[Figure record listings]
+ + + + +

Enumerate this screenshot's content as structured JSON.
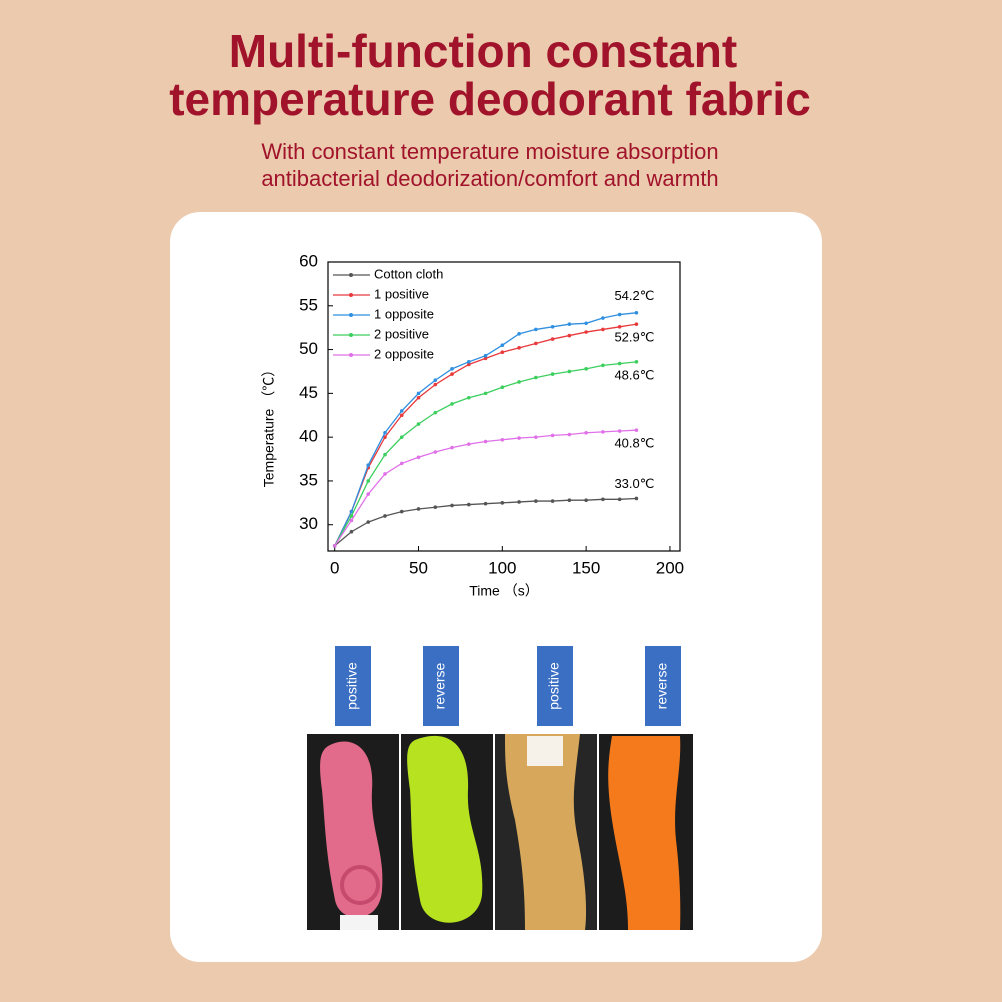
{
  "header": {
    "title": [
      "Multi-function constant",
      "temperature deodorant fabric"
    ],
    "subtitle": [
      "With constant temperature moisture absorption",
      "antibacterial deodorization/comfort and warmth"
    ]
  },
  "chart_data": {
    "type": "line",
    "x_label": "Time （s）",
    "y_label": "Temperature （℃）",
    "x": [
      0,
      10,
      20,
      30,
      40,
      50,
      60,
      70,
      80,
      90,
      100,
      110,
      120,
      130,
      140,
      150,
      160,
      170,
      180
    ],
    "series": [
      {
        "name": "Cotton cloth",
        "color": "#555555",
        "end_label": "33.0℃",
        "values": [
          27.6,
          29.2,
          30.3,
          31.0,
          31.5,
          31.8,
          32.0,
          32.2,
          32.3,
          32.4,
          32.5,
          32.6,
          32.7,
          32.7,
          32.8,
          32.8,
          32.9,
          32.9,
          33.0
        ]
      },
      {
        "name": "1 positive",
        "color": "#e8393c",
        "end_label": "52.9℃",
        "values": [
          27.6,
          31.5,
          36.5,
          40.0,
          42.5,
          44.5,
          46.0,
          47.2,
          48.3,
          49.0,
          49.7,
          50.2,
          50.7,
          51.2,
          51.6,
          52.0,
          52.3,
          52.6,
          52.9
        ]
      },
      {
        "name": "1 opposite",
        "color": "#2f8fe0",
        "end_label": "54.2℃",
        "values": [
          27.6,
          31.5,
          36.8,
          40.5,
          43.0,
          45.0,
          46.5,
          47.8,
          48.6,
          49.3,
          50.5,
          51.8,
          52.3,
          52.6,
          52.9,
          53.0,
          53.6,
          54.0,
          54.2
        ]
      },
      {
        "name": "2 positive",
        "color": "#3ccf5e",
        "end_label": "48.6℃",
        "values": [
          27.6,
          31.0,
          35.0,
          38.0,
          40.0,
          41.5,
          42.8,
          43.8,
          44.5,
          45.0,
          45.7,
          46.3,
          46.8,
          47.2,
          47.5,
          47.8,
          48.2,
          48.4,
          48.6
        ]
      },
      {
        "name": "2 opposite",
        "color": "#e070e8",
        "end_label": "40.8℃",
        "values": [
          27.6,
          30.5,
          33.5,
          35.8,
          37.0,
          37.7,
          38.3,
          38.8,
          39.2,
          39.5,
          39.7,
          39.9,
          40.0,
          40.2,
          40.3,
          40.5,
          40.6,
          40.7,
          40.8
        ]
      }
    ],
    "xlim": [
      -4,
      206
    ],
    "ylim": [
      27,
      60
    ],
    "xticks": [
      0,
      50,
      100,
      150,
      200
    ],
    "yticks": [
      30,
      35,
      40,
      45,
      50,
      55,
      60
    ],
    "legend": "upper-left"
  },
  "samples": {
    "labels": [
      "positive",
      "reverse",
      "positive",
      "reverse"
    ]
  }
}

+ + + + +

### Work instructions
Retype each line above exactly. Leave the images out.

### Result of the task
Enumerate this screenshot's content as structured JSON.
{
  "header": {
    "title": [
      "Multi-function constant",
      "temperature deodorant fabric"
    ],
    "subtitle": [
      "With constant temperature moisture absorption",
      "antibacterial deodorization/comfort and warmth"
    ]
  },
  "chart_data": {
    "type": "line",
    "x_label": "Time （s）",
    "y_label": "Temperature （℃）",
    "x": [
      0,
      10,
      20,
      30,
      40,
      50,
      60,
      70,
      80,
      90,
      100,
      110,
      120,
      130,
      140,
      150,
      160,
      170,
      180
    ],
    "series": [
      {
        "name": "Cotton cloth",
        "color": "#555555",
        "end_label": "33.0℃",
        "values": [
          27.6,
          29.2,
          30.3,
          31.0,
          31.5,
          31.8,
          32.0,
          32.2,
          32.3,
          32.4,
          32.5,
          32.6,
          32.7,
          32.7,
          32.8,
          32.8,
          32.9,
          32.9,
          33.0
        ]
      },
      {
        "name": "1 positive",
        "color": "#e8393c",
        "end_label": "52.9℃",
        "values": [
          27.6,
          31.5,
          36.5,
          40.0,
          42.5,
          44.5,
          46.0,
          47.2,
          48.3,
          49.0,
          49.7,
          50.2,
          50.7,
          51.2,
          51.6,
          52.0,
          52.3,
          52.6,
          52.9
        ]
      },
      {
        "name": "1 opposite",
        "color": "#2f8fe0",
        "end_label": "54.2℃",
        "values": [
          27.6,
          31.5,
          36.8,
          40.5,
          43.0,
          45.0,
          46.5,
          47.8,
          48.6,
          49.3,
          50.5,
          51.8,
          52.3,
          52.6,
          52.9,
          53.0,
          53.6,
          54.0,
          54.2
        ]
      },
      {
        "name": "2 positive",
        "color": "#3ccf5e",
        "end_label": "48.6℃",
        "values": [
          27.6,
          31.0,
          35.0,
          38.0,
          40.0,
          41.5,
          42.8,
          43.8,
          44.5,
          45.0,
          45.7,
          46.3,
          46.8,
          47.2,
          47.5,
          47.8,
          48.2,
          48.4,
          48.6
        ]
      },
      {
        "name": "2 opposite",
        "color": "#e070e8",
        "end_label": "40.8℃",
        "values": [
          27.6,
          30.5,
          33.5,
          35.8,
          37.0,
          37.7,
          38.3,
          38.8,
          39.2,
          39.5,
          39.7,
          39.9,
          40.0,
          40.2,
          40.3,
          40.5,
          40.6,
          40.7,
          40.8
        ]
      }
    ],
    "xlim": [
      -4,
      206
    ],
    "ylim": [
      27,
      60
    ],
    "xticks": [
      0,
      50,
      100,
      150,
      200
    ],
    "yticks": [
      30,
      35,
      40,
      45,
      50,
      55,
      60
    ],
    "legend": "upper-left"
  },
  "samples": {
    "labels": [
      "positive",
      "reverse",
      "positive",
      "reverse"
    ]
  }
}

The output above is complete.